### WHAT IS BEING ASKED:
Looking through the listing, how many of its lines hold the word "Vollmer"? Answer with only the number.

___

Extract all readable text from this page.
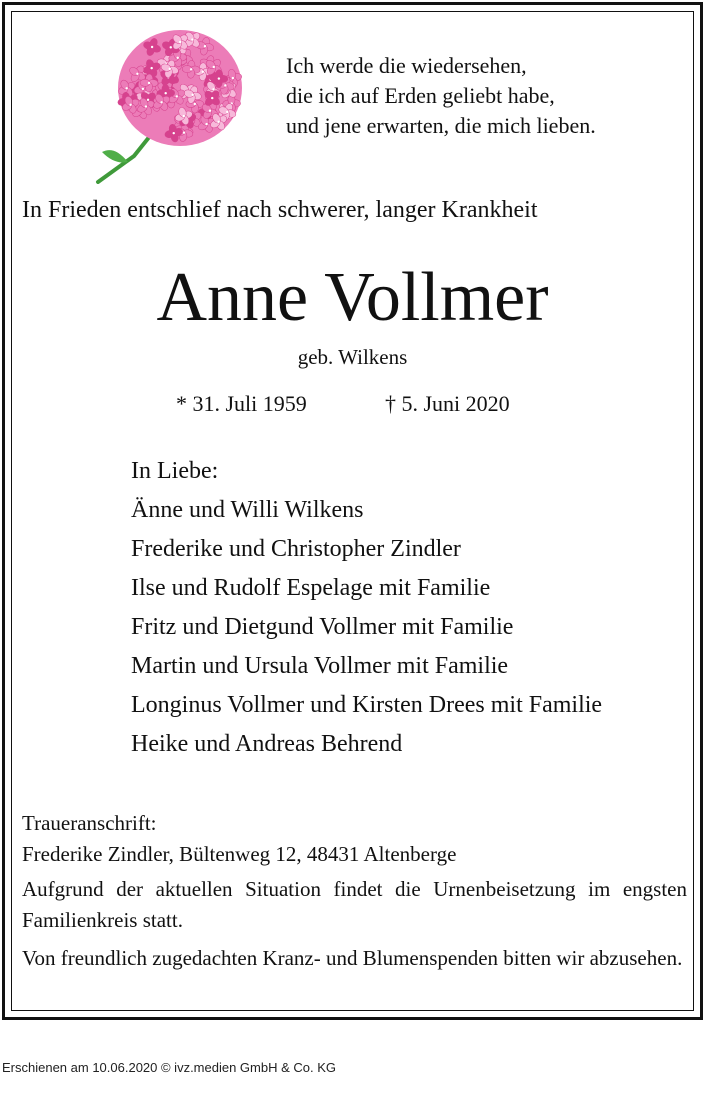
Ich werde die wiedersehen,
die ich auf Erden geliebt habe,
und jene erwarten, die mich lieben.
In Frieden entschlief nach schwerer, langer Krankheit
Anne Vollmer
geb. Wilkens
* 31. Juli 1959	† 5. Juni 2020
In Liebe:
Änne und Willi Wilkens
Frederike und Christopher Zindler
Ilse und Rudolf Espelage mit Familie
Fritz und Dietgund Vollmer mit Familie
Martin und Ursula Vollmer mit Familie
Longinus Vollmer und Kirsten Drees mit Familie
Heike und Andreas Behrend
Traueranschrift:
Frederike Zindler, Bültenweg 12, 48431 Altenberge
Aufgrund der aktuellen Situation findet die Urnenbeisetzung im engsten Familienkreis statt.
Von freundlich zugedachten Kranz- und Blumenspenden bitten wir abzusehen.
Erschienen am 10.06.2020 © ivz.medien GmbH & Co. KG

___

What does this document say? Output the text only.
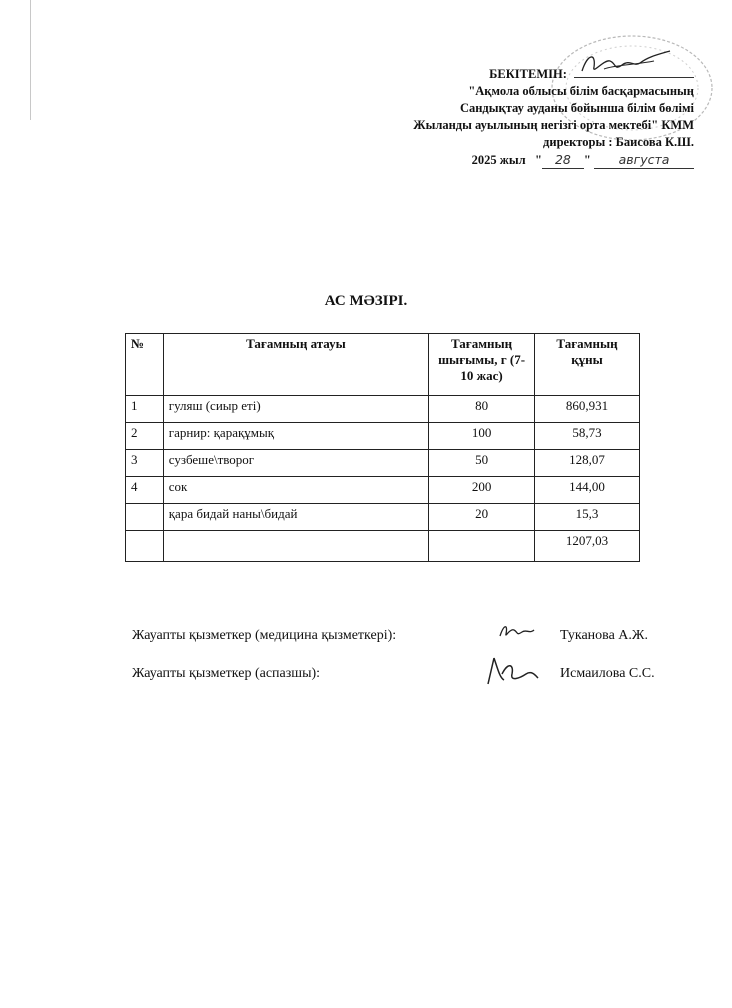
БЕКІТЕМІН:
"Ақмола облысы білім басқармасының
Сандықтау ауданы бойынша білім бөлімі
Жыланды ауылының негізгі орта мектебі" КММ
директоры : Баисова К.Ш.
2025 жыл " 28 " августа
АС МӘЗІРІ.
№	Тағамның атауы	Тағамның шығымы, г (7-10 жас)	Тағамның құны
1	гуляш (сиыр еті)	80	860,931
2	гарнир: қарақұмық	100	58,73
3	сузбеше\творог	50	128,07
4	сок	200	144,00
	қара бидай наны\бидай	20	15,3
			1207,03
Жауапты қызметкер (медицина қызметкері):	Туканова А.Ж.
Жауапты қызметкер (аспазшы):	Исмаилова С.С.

___

### TASK RESPONSE:
4